### 所给清单
______________________________
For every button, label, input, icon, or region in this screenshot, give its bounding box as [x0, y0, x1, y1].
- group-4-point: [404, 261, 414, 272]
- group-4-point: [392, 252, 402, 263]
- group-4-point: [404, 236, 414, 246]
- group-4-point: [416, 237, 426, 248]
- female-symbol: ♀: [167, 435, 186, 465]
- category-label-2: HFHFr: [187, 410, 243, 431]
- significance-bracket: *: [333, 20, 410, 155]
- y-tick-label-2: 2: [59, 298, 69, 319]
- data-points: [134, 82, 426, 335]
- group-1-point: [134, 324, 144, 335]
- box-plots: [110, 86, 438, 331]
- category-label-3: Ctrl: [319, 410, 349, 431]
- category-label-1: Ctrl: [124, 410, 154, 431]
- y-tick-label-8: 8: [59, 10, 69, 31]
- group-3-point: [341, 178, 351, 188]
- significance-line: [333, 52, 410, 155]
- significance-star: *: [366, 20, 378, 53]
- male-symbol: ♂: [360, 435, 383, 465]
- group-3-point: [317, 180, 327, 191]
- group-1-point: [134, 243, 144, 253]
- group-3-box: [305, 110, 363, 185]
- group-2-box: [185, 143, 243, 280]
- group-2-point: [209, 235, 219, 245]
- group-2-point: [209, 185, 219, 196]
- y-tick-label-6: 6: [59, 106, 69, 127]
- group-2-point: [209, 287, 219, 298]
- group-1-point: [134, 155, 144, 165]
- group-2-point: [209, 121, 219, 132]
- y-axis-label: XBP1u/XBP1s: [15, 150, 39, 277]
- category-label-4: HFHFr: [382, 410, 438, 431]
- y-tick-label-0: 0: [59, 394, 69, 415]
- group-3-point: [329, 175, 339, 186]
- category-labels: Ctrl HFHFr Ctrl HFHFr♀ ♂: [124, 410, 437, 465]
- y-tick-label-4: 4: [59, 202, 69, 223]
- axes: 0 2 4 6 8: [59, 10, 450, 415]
______________________________
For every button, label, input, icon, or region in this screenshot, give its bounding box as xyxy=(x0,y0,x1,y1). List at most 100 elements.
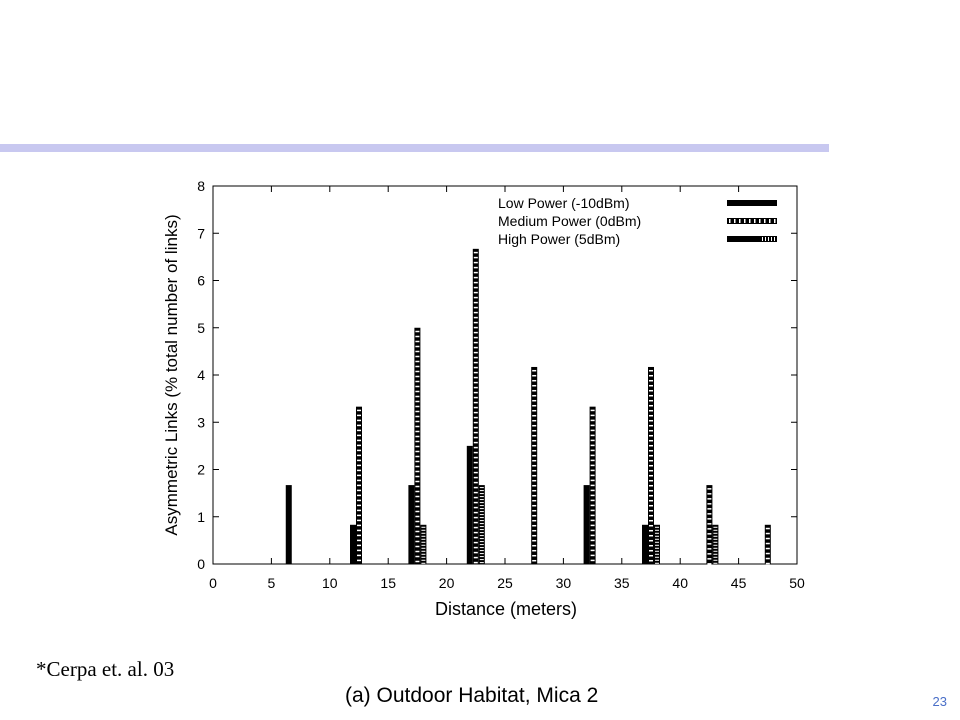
______________________________
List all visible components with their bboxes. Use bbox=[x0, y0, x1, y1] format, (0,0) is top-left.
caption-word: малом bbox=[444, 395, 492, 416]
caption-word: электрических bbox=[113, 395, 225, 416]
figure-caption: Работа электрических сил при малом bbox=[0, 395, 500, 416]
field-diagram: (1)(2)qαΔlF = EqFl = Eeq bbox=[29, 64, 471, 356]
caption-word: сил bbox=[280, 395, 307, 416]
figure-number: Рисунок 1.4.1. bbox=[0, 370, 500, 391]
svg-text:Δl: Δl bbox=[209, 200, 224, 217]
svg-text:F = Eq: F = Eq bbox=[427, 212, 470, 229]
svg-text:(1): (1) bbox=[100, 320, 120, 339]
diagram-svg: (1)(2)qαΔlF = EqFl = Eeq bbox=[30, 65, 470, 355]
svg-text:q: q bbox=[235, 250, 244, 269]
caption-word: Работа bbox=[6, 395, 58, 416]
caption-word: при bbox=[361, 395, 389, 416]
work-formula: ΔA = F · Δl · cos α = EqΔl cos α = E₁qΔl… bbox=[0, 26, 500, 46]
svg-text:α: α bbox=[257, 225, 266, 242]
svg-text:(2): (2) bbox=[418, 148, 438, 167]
______________________________
### 任务目标
修改清单中从含有"List all visible"的一行到含有"caption-word: при bbox=[361, 395, 389, 416]"的一行（首尾两行都包括）：把其中的"caption-word"改为"caption-token"，其余内容保持不变，然后只写出这些行。

### 处理结果
List all visible components with their bboxes. Use bbox=[x0, y0, x1, y1] format, (0,0) is top-left.
caption-token: малом bbox=[444, 395, 492, 416]
caption-token: электрических bbox=[113, 395, 225, 416]
figure-caption: Работа электрических сил при малом bbox=[0, 395, 500, 416]
field-diagram: (1)(2)qαΔlF = EqFl = Eeq bbox=[29, 64, 471, 356]
caption-token: сил bbox=[280, 395, 307, 416]
figure-number: Рисунок 1.4.1. bbox=[0, 370, 500, 391]
svg-text:Δl: Δl bbox=[209, 200, 224, 217]
svg-text:F = Eq: F = Eq bbox=[427, 212, 470, 229]
svg-text:(1): (1) bbox=[100, 320, 120, 339]
diagram-svg: (1)(2)qαΔlF = EqFl = Eeq bbox=[30, 65, 470, 355]
svg-text:q: q bbox=[235, 250, 244, 269]
caption-token: Работа bbox=[6, 395, 58, 416]
caption-token: при bbox=[361, 395, 389, 416]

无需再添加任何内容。